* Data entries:
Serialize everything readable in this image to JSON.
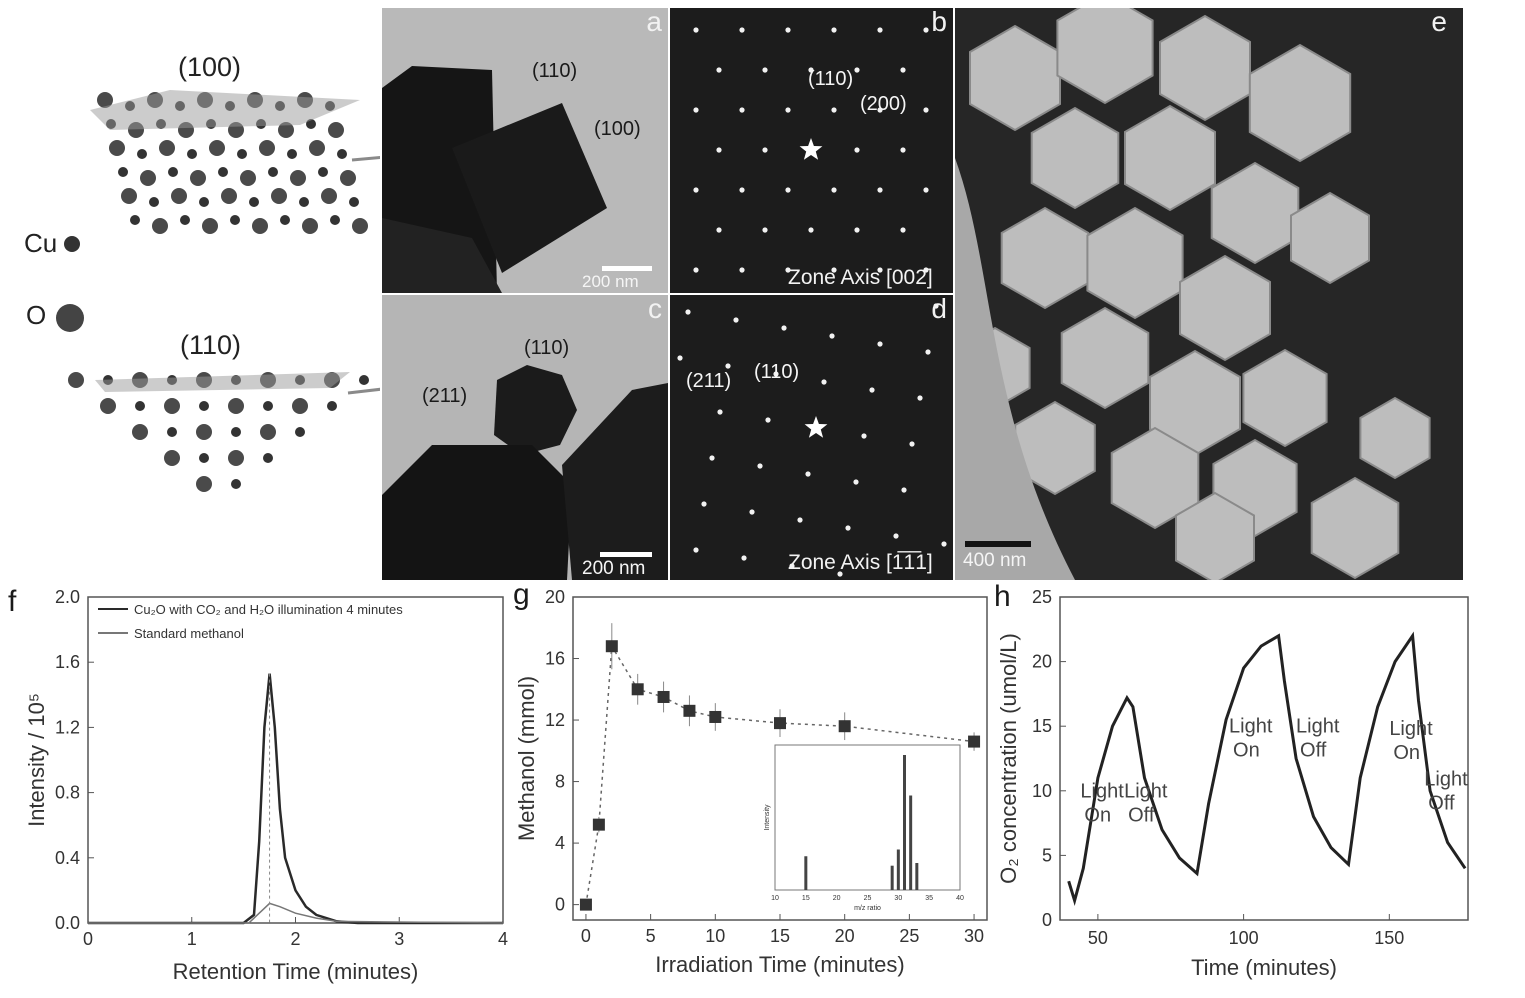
{
  "structures": {
    "top_label": "(100)",
    "bottom_label": "(110)",
    "legend_cu": "Cu",
    "legend_o": "O"
  },
  "micrographs": {
    "a": {
      "letter": "a",
      "label1": "(110)",
      "label2": "(100)",
      "scale": "200 nm"
    },
    "b": {
      "letter": "b",
      "label1": "(110)",
      "label2": "(200)",
      "zone": "Zone Axis [002]"
    },
    "c": {
      "letter": "c",
      "label1": "(110)",
      "label2": "(211)",
      "scale": "200 nm"
    },
    "d": {
      "letter": "d",
      "label1": "(211)",
      "label2": "(110)",
      "zone": "Zone Axis [1̅1̅1]"
    },
    "e": {
      "letter": "e",
      "scale": "400 nm"
    }
  },
  "chart_data": [
    {
      "panel": "f",
      "type": "line",
      "xlabel": "Retention Time (minutes)",
      "ylabel": "Intensity / 10⁵",
      "xlim": [
        0,
        4
      ],
      "ylim": [
        0,
        2.0
      ],
      "xticks": [
        "0",
        "1",
        "2",
        "3",
        "4"
      ],
      "yticks": [
        "0.0",
        "0.4",
        "0.8",
        "1.2",
        "1.6",
        "2.0"
      ],
      "legend": [
        "Cu₂O with CO₂ and H₂O illumination 4 minutes",
        "Standard methanol"
      ],
      "series": [
        {
          "name": "Cu₂O with CO₂ and H₂O illumination 4 minutes",
          "x": [
            0,
            1.5,
            1.6,
            1.65,
            1.7,
            1.75,
            1.8,
            1.85,
            1.9,
            2.0,
            2.1,
            2.2,
            2.4,
            2.6,
            4
          ],
          "y": [
            0,
            0,
            0.05,
            0.5,
            1.2,
            1.53,
            1.2,
            0.7,
            0.4,
            0.2,
            0.1,
            0.05,
            0.01,
            0,
            0
          ]
        },
        {
          "name": "Standard methanol",
          "x": [
            0,
            1.55,
            1.65,
            1.75,
            1.85,
            2.0,
            2.2,
            2.4,
            4
          ],
          "y": [
            0,
            0,
            0.06,
            0.12,
            0.1,
            0.06,
            0.03,
            0.01,
            0
          ]
        }
      ]
    },
    {
      "panel": "g",
      "type": "scatter",
      "xlabel": "Irradiation Time (minutes)",
      "ylabel": "Methanol (mmol)",
      "xlim": [
        -1,
        31
      ],
      "ylim": [
        -1,
        20
      ],
      "xticks": [
        "0",
        "5",
        "10",
        "15",
        "20",
        "25",
        "30"
      ],
      "yticks": [
        "0",
        "4",
        "8",
        "12",
        "16",
        "20"
      ],
      "series": [
        {
          "x": [
            0,
            1,
            2,
            4,
            6,
            8,
            10,
            15,
            20,
            30
          ],
          "y": [
            0,
            5.2,
            16.8,
            14.0,
            13.5,
            12.6,
            12.2,
            11.8,
            11.6,
            10.6
          ],
          "err": [
            0.3,
            0.5,
            1.5,
            1.0,
            1.0,
            1.0,
            0.9,
            0.9,
            0.9,
            0.6
          ]
        }
      ],
      "inset": {
        "xlabel": "m/z ratio",
        "ylabel": "Intensity",
        "xticks": [
          "10",
          "15",
          "20",
          "25",
          "30",
          "35",
          "40"
        ],
        "bars": [
          {
            "x": 15,
            "y": 0.25
          },
          {
            "x": 29,
            "y": 0.18
          },
          {
            "x": 30,
            "y": 0.3
          },
          {
            "x": 31,
            "y": 1.0
          },
          {
            "x": 32,
            "y": 0.7
          },
          {
            "x": 33,
            "y": 0.2
          }
        ]
      }
    },
    {
      "panel": "h",
      "type": "line",
      "xlabel": "Time (minutes)",
      "ylabel": "O₂ concentration (umol/L)",
      "xlim": [
        37,
        177
      ],
      "ylim": [
        0,
        25
      ],
      "xticks": [
        "50",
        "100",
        "150"
      ],
      "yticks": [
        "0",
        "5",
        "10",
        "15",
        "20",
        "25"
      ],
      "annotations": [
        "Light On",
        "Light Off",
        "Light On",
        "Light Off",
        "Light On",
        "Light Off"
      ],
      "series": [
        {
          "x": [
            40,
            42,
            45,
            50,
            55,
            60,
            62,
            66,
            72,
            78,
            84,
            88,
            94,
            100,
            106,
            112,
            114,
            118,
            124,
            130,
            136,
            140,
            146,
            152,
            158,
            160,
            164,
            170,
            176
          ],
          "y": [
            3,
            1.5,
            4,
            11,
            15,
            17.2,
            16.5,
            11,
            7,
            4.8,
            3.6,
            9,
            15.5,
            19.5,
            21.2,
            22,
            18.5,
            12.5,
            8,
            5.6,
            4.3,
            11,
            16.5,
            20,
            22,
            17,
            10,
            6,
            4
          ]
        }
      ]
    }
  ]
}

* Your instructions: Copy out every line of the listing that contains the string "xlabel".

* Completed task:
      "xlabel": "Retention Time (minutes)",
      "xlabel": "Irradiation Time (minutes)",
        "xlabel": "m/z ratio",
      "xlabel": "Time (minutes)",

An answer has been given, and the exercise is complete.